*STATED EXERCISE:*
Transcribe every line exactly and omit anything that is a picture.

═════ EXERCISE DATA ═════

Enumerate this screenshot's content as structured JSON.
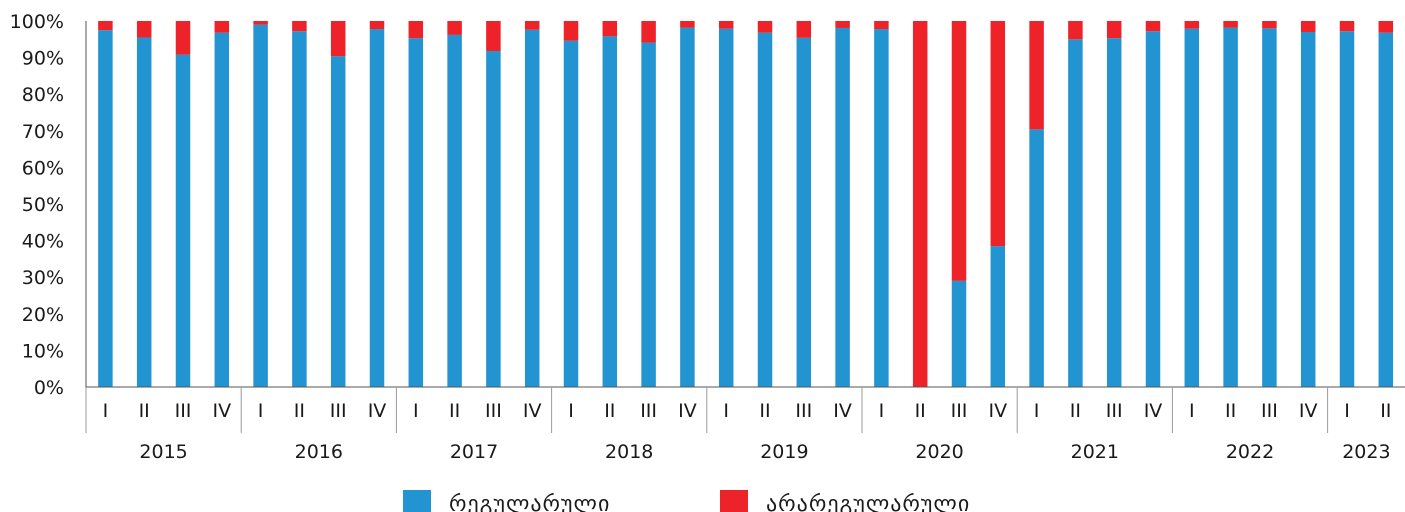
{
  "chart_data": {
    "type": "bar",
    "stacked": true,
    "ylim": [
      0,
      100
    ],
    "y_ticks": [
      "0%",
      "10%",
      "20%",
      "30%",
      "40%",
      "50%",
      "60%",
      "70%",
      "80%",
      "90%",
      "100%"
    ],
    "grid": false,
    "legend_position": "bottom",
    "groups": [
      {
        "year": "2015",
        "quarters": [
          "I",
          "II",
          "III",
          "IV"
        ]
      },
      {
        "year": "2016",
        "quarters": [
          "I",
          "II",
          "III",
          "IV"
        ]
      },
      {
        "year": "2017",
        "quarters": [
          "I",
          "II",
          "III",
          "IV"
        ]
      },
      {
        "year": "2018",
        "quarters": [
          "I",
          "II",
          "III",
          "IV"
        ]
      },
      {
        "year": "2019",
        "quarters": [
          "I",
          "II",
          "III",
          "IV"
        ]
      },
      {
        "year": "2020",
        "quarters": [
          "I",
          "II",
          "III",
          "IV"
        ]
      },
      {
        "year": "2021",
        "quarters": [
          "I",
          "II",
          "III",
          "IV"
        ]
      },
      {
        "year": "2022",
        "quarters": [
          "I",
          "II",
          "III",
          "IV"
        ]
      },
      {
        "year": "2023",
        "quarters": [
          "I",
          "II"
        ]
      }
    ],
    "series": [
      {
        "name": "რეგულარული",
        "color": "#2394d2",
        "values": [
          97.5,
          95.5,
          90.8,
          96.8,
          99.0,
          97.2,
          90.4,
          97.8,
          95.3,
          96.2,
          91.8,
          97.6,
          94.6,
          95.8,
          94.1,
          98.2,
          97.9,
          96.8,
          95.4,
          98.1,
          97.8,
          0,
          29.0,
          38.5,
          70.4,
          95.0,
          95.3,
          97.2,
          97.9,
          98.2,
          98.0,
          97.0,
          97.2,
          96.8
        ]
      },
      {
        "name": "არარეგულარული",
        "color": "#ee2229",
        "values": [
          2.5,
          4.5,
          9.2,
          3.2,
          1.0,
          2.8,
          9.6,
          2.2,
          4.7,
          3.8,
          8.2,
          2.4,
          5.4,
          4.2,
          5.9,
          1.8,
          2.1,
          3.2,
          4.6,
          1.9,
          2.2,
          100,
          71.0,
          61.5,
          29.6,
          5.0,
          4.7,
          2.8,
          2.1,
          1.8,
          2.0,
          3.0,
          2.8,
          3.2
        ]
      }
    ]
  }
}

═════

*RESPONSE TO THE EXERCISE:*
Enumerate this screenshot's content as structured JSON.
{
  "chart_data": {
    "type": "bar",
    "stacked": true,
    "ylim": [
      0,
      100
    ],
    "y_ticks": [
      "0%",
      "10%",
      "20%",
      "30%",
      "40%",
      "50%",
      "60%",
      "70%",
      "80%",
      "90%",
      "100%"
    ],
    "grid": false,
    "legend_position": "bottom",
    "groups": [
      {
        "year": "2015",
        "quarters": [
          "I",
          "II",
          "III",
          "IV"
        ]
      },
      {
        "year": "2016",
        "quarters": [
          "I",
          "II",
          "III",
          "IV"
        ]
      },
      {
        "year": "2017",
        "quarters": [
          "I",
          "II",
          "III",
          "IV"
        ]
      },
      {
        "year": "2018",
        "quarters": [
          "I",
          "II",
          "III",
          "IV"
        ]
      },
      {
        "year": "2019",
        "quarters": [
          "I",
          "II",
          "III",
          "IV"
        ]
      },
      {
        "year": "2020",
        "quarters": [
          "I",
          "II",
          "III",
          "IV"
        ]
      },
      {
        "year": "2021",
        "quarters": [
          "I",
          "II",
          "III",
          "IV"
        ]
      },
      {
        "year": "2022",
        "quarters": [
          "I",
          "II",
          "III",
          "IV"
        ]
      },
      {
        "year": "2023",
        "quarters": [
          "I",
          "II"
        ]
      }
    ],
    "series": [
      {
        "name": "რეგულარული",
        "color": "#2394d2",
        "values": [
          97.5,
          95.5,
          90.8,
          96.8,
          99.0,
          97.2,
          90.4,
          97.8,
          95.3,
          96.2,
          91.8,
          97.6,
          94.6,
          95.8,
          94.1,
          98.2,
          97.9,
          96.8,
          95.4,
          98.1,
          97.8,
          0,
          29.0,
          38.5,
          70.4,
          95.0,
          95.3,
          97.2,
          97.9,
          98.2,
          98.0,
          97.0,
          97.2,
          96.8
        ]
      },
      {
        "name": "არარეგულარული",
        "color": "#ee2229",
        "values": [
          2.5,
          4.5,
          9.2,
          3.2,
          1.0,
          2.8,
          9.6,
          2.2,
          4.7,
          3.8,
          8.2,
          2.4,
          5.4,
          4.2,
          5.9,
          1.8,
          2.1,
          3.2,
          4.6,
          1.9,
          2.2,
          100,
          71.0,
          61.5,
          29.6,
          5.0,
          4.7,
          2.8,
          2.1,
          1.8,
          2.0,
          3.0,
          2.8,
          3.2
        ]
      }
    ]
  }
}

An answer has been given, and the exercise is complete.